■ YOUR OBJECTIVE ■
This exercise calls for every line of the data below with the string "artzney" in it.

-------- DATASET

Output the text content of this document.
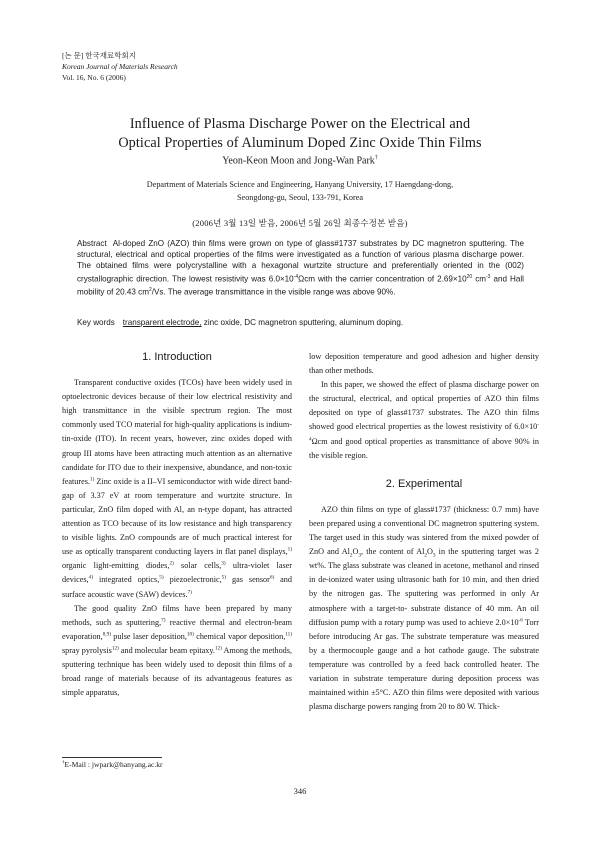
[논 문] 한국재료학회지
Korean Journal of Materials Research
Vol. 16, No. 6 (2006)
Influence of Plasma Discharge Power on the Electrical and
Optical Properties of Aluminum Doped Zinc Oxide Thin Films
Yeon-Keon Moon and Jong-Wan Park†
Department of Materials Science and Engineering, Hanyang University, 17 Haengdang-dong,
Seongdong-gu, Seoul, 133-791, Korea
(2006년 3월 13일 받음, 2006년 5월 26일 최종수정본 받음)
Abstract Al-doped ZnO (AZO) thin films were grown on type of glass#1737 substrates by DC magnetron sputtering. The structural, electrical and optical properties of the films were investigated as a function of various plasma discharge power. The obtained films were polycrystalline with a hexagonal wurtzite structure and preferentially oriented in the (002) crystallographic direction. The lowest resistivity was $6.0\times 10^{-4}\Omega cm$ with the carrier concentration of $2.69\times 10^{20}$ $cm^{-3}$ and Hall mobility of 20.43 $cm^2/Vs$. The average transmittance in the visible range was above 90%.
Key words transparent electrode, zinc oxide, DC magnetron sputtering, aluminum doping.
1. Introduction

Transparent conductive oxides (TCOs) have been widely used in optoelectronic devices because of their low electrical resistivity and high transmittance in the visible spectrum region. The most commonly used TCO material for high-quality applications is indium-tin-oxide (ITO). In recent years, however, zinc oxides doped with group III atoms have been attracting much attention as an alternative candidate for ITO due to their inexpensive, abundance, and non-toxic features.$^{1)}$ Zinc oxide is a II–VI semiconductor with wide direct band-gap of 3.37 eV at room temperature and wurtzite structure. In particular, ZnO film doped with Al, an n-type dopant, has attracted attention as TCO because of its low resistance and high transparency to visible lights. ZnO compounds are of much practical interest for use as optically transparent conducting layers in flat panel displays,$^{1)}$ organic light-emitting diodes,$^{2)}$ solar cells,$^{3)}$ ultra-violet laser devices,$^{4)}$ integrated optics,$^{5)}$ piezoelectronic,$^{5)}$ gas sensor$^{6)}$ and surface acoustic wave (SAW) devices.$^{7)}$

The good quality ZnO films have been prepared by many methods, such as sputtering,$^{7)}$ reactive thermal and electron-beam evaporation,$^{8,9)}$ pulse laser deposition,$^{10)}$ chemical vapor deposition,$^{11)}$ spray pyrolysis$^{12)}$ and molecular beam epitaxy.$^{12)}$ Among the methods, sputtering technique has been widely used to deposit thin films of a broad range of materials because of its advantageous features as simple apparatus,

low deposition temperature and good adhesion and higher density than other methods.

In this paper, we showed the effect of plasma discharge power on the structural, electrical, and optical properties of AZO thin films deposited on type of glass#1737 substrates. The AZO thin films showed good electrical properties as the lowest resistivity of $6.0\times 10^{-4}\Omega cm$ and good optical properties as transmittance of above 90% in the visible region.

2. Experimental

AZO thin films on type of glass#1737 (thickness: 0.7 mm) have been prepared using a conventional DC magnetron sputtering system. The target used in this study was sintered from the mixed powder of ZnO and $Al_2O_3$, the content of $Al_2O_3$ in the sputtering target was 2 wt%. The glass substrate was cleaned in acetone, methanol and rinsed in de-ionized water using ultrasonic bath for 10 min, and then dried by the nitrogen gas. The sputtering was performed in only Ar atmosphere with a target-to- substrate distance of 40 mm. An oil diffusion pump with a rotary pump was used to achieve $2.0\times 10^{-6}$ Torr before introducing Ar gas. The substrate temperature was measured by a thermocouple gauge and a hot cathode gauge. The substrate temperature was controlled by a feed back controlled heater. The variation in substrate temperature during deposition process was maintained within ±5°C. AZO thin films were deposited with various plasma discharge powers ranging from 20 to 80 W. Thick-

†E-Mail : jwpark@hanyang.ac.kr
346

----------------
-------- DATASET

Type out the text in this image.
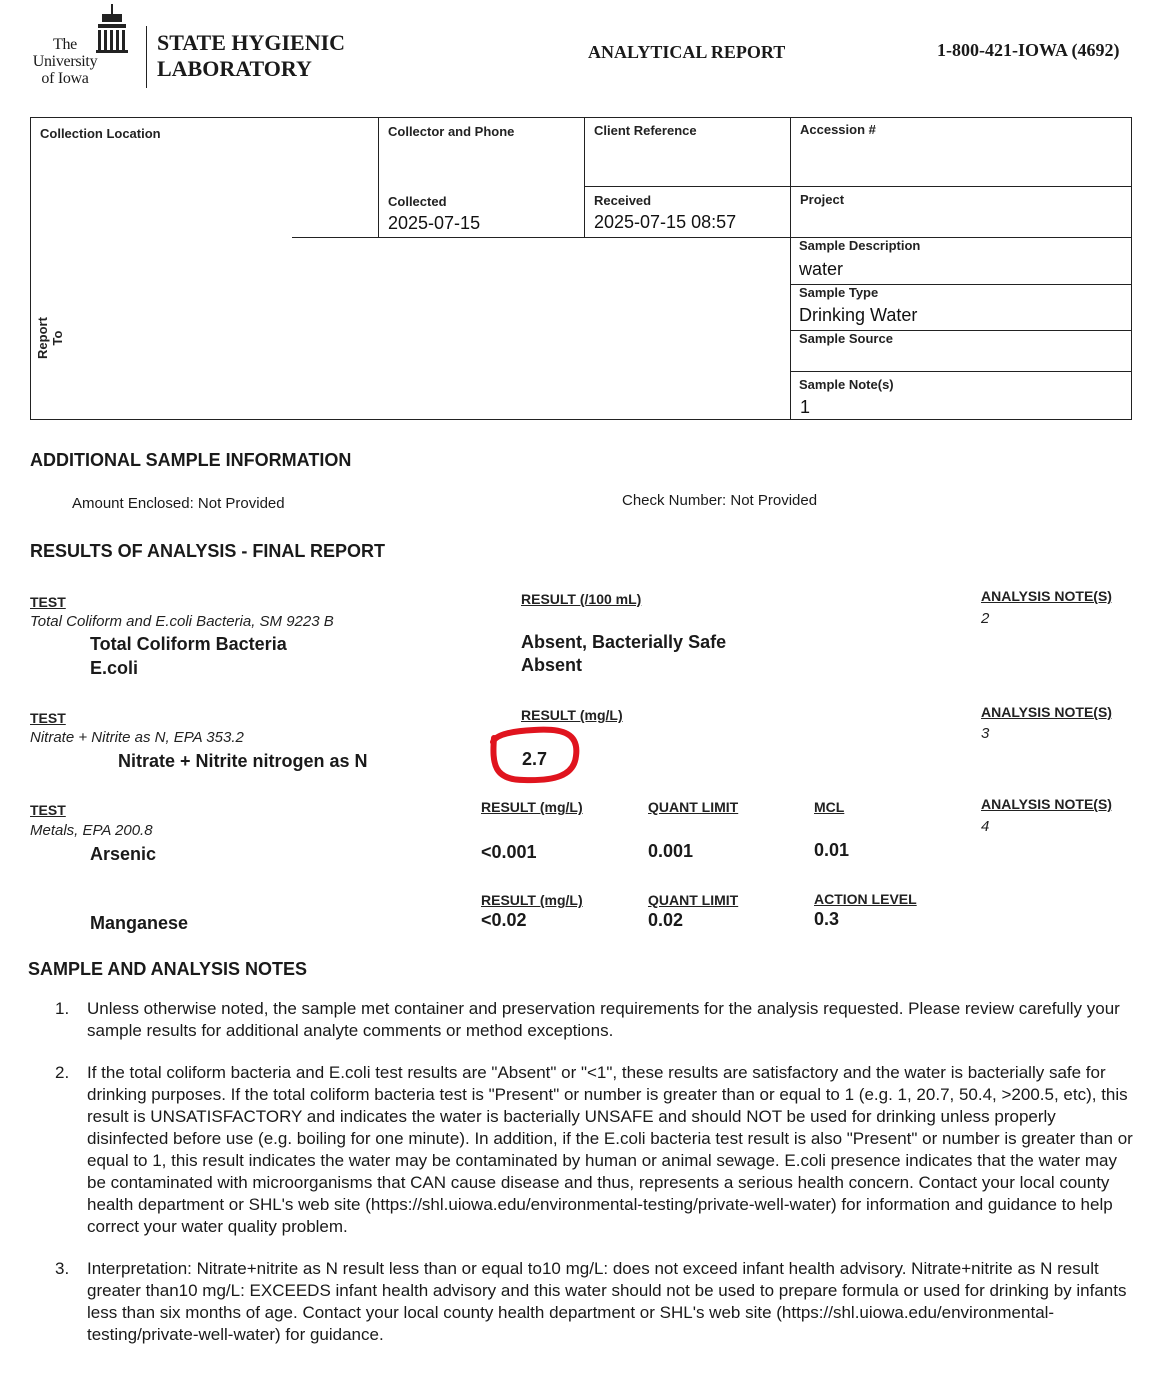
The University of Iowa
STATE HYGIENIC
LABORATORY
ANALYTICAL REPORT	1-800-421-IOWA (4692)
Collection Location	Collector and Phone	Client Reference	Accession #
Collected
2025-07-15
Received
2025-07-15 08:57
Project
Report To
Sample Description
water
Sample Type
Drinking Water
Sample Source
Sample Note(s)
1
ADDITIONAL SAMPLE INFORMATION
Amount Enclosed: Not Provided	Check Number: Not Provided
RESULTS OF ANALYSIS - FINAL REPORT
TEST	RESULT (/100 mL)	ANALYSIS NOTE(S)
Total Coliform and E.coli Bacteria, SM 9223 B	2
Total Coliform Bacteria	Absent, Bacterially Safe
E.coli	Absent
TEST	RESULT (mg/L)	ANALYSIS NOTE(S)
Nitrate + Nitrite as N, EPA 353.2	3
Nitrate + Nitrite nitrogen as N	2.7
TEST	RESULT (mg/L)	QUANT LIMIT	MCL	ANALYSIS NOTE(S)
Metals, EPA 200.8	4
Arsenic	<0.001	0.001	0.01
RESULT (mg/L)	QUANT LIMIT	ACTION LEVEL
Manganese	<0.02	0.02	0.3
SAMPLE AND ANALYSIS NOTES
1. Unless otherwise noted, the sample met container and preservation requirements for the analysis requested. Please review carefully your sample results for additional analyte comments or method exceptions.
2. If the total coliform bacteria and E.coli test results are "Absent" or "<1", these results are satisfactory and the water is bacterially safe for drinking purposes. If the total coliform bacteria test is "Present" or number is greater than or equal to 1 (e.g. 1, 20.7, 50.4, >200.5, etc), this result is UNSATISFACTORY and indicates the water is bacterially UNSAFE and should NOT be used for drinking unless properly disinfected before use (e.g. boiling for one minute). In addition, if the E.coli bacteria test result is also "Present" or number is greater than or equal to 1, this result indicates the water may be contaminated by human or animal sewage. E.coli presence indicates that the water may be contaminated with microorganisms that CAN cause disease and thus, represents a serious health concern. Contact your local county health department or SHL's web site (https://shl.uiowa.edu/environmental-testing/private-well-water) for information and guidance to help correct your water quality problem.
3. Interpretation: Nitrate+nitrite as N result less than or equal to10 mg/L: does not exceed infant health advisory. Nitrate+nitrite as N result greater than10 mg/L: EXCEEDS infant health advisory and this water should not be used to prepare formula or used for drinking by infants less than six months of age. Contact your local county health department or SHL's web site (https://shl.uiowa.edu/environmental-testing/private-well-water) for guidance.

----------------
-------- DATASET

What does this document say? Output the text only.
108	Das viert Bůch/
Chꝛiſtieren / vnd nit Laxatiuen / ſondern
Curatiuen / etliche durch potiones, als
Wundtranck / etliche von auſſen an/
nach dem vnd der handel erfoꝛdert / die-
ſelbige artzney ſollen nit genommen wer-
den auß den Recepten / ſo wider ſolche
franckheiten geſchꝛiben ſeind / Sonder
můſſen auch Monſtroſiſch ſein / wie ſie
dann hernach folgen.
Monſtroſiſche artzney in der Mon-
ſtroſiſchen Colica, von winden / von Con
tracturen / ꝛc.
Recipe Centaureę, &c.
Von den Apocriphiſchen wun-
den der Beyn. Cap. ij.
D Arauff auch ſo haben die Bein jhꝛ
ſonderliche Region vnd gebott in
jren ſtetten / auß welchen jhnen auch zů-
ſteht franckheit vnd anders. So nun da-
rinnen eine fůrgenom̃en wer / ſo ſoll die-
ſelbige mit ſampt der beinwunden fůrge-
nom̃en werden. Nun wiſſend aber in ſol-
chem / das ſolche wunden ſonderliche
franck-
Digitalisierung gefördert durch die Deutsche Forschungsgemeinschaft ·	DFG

----------------

■ WRITTEN RESPONSE ■
ſelbige artzney ſollen nit genommen wer-
Monſtroſiſche artzney in der Mon-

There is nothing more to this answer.